## Begin Data for the task
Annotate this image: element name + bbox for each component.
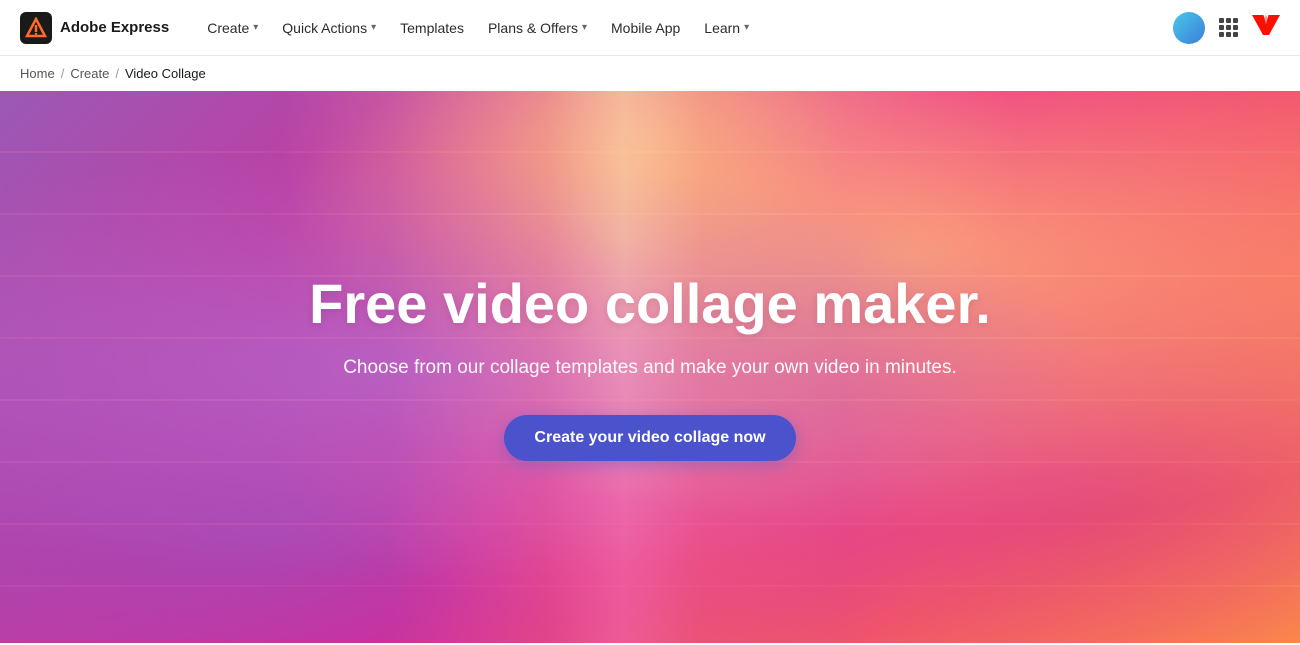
breadcrumb-create[interactable]: Create [70,66,109,81]
breadcrumb: Home / Create / Video Collage [0,56,1300,91]
hero-title: Free video collage maker. [309,273,991,335]
hero-subtitle: Choose from our collage templates and ma… [309,357,991,379]
apps-grid-icon[interactable] [1219,18,1238,37]
nav-right [1173,12,1280,44]
brand-logo[interactable]: Adobe Express [20,12,169,44]
breadcrumb-sep-2: / [115,66,119,81]
hero-content: Free video collage maker. Choose from ou… [289,273,1011,461]
cta-button[interactable]: Create your video collage now [504,415,795,461]
create-chevron-icon: ▾ [253,22,258,33]
quick-actions-chevron-icon: ▾ [371,22,376,33]
breadcrumb-home[interactable]: Home [20,66,55,81]
nav-plans-offers[interactable]: Plans & Offers ▾ [478,14,597,42]
breadcrumb-current: Video Collage [125,66,206,81]
brand-name: Adobe Express [60,19,169,36]
nav-learn[interactable]: Learn ▾ [694,14,759,42]
user-avatar[interactable] [1173,12,1205,44]
adobe-logo-icon[interactable] [1252,13,1280,43]
hero-section: Free video collage maker. Choose from ou… [0,91,1300,643]
navbar: Adobe Express Create ▾ Quick Actions ▾ T… [0,0,1300,56]
plans-chevron-icon: ▾ [582,22,587,33]
nav-templates[interactable]: Templates [390,14,474,42]
nav-links: Create ▾ Quick Actions ▾ Templates Plans… [197,14,1173,42]
nav-quick-actions[interactable]: Quick Actions ▾ [272,14,386,42]
learn-chevron-icon: ▾ [744,22,749,33]
nav-mobile-app[interactable]: Mobile App [601,14,690,42]
breadcrumb-sep-1: / [61,66,65,81]
logo-icon [20,12,52,44]
nav-create[interactable]: Create ▾ [197,14,268,42]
## End Data for the task
- [Your goal] Can you transcribe every line of the rows above exactly, leaving out the picture?

- [Written response]
Annotate this image: element name + bbox for each component.
breadcrumb-create[interactable]: Create [70,66,109,81]
breadcrumb: Home / Create / Video Collage [0,56,1300,91]
hero-title: Free video collage maker. [309,273,991,335]
hero-subtitle: Choose from our collage templates and ma… [309,357,991,379]
apps-grid-icon[interactable] [1219,18,1238,37]
nav-right [1173,12,1280,44]
brand-logo[interactable]: Adobe Express [20,12,169,44]
breadcrumb-sep-2: / [115,66,119,81]
hero-content: Free video collage maker. Choose from ou… [289,273,1011,461]
cta-button[interactable]: Create your video collage now [504,415,795,461]
create-chevron-icon: ▾ [253,22,258,33]
quick-actions-chevron-icon: ▾ [371,22,376,33]
breadcrumb-home[interactable]: Home [20,66,55,81]
nav-plans-offers[interactable]: Plans & Offers ▾ [478,14,597,42]
breadcrumb-current: Video Collage [125,66,206,81]
brand-name: Adobe Express [60,19,169,36]
nav-learn[interactable]: Learn ▾ [694,14,759,42]
user-avatar[interactable] [1173,12,1205,44]
adobe-logo-icon[interactable] [1252,13,1280,43]
hero-section: Free video collage maker. Choose from ou… [0,91,1300,643]
navbar: Adobe Express Create ▾ Quick Actions ▾ T… [0,0,1300,56]
plans-chevron-icon: ▾ [582,22,587,33]
nav-templates[interactable]: Templates [390,14,474,42]
nav-links: Create ▾ Quick Actions ▾ Templates Plans… [197,14,1173,42]
nav-quick-actions[interactable]: Quick Actions ▾ [272,14,386,42]
learn-chevron-icon: ▾ [744,22,749,33]
nav-mobile-app[interactable]: Mobile App [601,14,690,42]
breadcrumb-sep-1: / [61,66,65,81]
logo-icon [20,12,52,44]
nav-create[interactable]: Create ▾ [197,14,268,42]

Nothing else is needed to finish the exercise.